▶ **Do this**
The records that follow are to be repeated without alteration.

▶ **Dataset records**

** START **

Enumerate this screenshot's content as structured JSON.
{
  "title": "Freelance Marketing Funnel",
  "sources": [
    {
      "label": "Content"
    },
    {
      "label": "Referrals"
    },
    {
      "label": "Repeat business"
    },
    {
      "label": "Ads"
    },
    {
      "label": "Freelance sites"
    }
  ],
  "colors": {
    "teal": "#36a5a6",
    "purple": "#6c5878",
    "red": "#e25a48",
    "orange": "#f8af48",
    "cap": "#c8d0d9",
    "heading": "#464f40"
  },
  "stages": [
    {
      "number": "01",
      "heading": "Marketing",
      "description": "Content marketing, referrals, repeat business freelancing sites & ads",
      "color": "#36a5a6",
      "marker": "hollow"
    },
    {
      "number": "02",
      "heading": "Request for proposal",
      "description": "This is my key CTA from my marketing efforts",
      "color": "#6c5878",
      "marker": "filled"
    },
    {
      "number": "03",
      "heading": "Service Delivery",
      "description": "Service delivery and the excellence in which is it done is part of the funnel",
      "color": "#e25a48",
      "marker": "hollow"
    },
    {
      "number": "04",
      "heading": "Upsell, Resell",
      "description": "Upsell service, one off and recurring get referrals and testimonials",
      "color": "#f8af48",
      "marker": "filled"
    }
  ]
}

** END **

▶ **Answer below**
Enumerate this screenshot's content as structured JSON.
{
  "title": "Freelance Marketing Funnel",
  "sources": [
    {
      "label": "Content"
    },
    {
      "label": "Referrals"
    },
    {
      "label": "Repeat business"
    },
    {
      "label": "Ads"
    },
    {
      "label": "Freelance sites"
    }
  ],
  "colors": {
    "teal": "#36a5a6",
    "purple": "#6c5878",
    "red": "#e25a48",
    "orange": "#f8af48",
    "cap": "#c8d0d9",
    "heading": "#464f40"
  },
  "stages": [
    {
      "number": "01",
      "heading": "Marketing",
      "description": "Content marketing, referrals, repeat business freelancing sites & ads",
      "color": "#36a5a6",
      "marker": "hollow"
    },
    {
      "number": "02",
      "heading": "Request for proposal",
      "description": "This is my key CTA from my marketing efforts",
      "color": "#6c5878",
      "marker": "filled"
    },
    {
      "number": "03",
      "heading": "Service Delivery",
      "description": "Service delivery and the excellence in which is it done is part of the funnel",
      "color": "#e25a48",
      "marker": "hollow"
    },
    {
      "number": "04",
      "heading": "Upsell, Resell",
      "description": "Upsell service, one off and recurring get referrals and testimonials",
      "color": "#f8af48",
      "marker": "filled"
    }
  ]
}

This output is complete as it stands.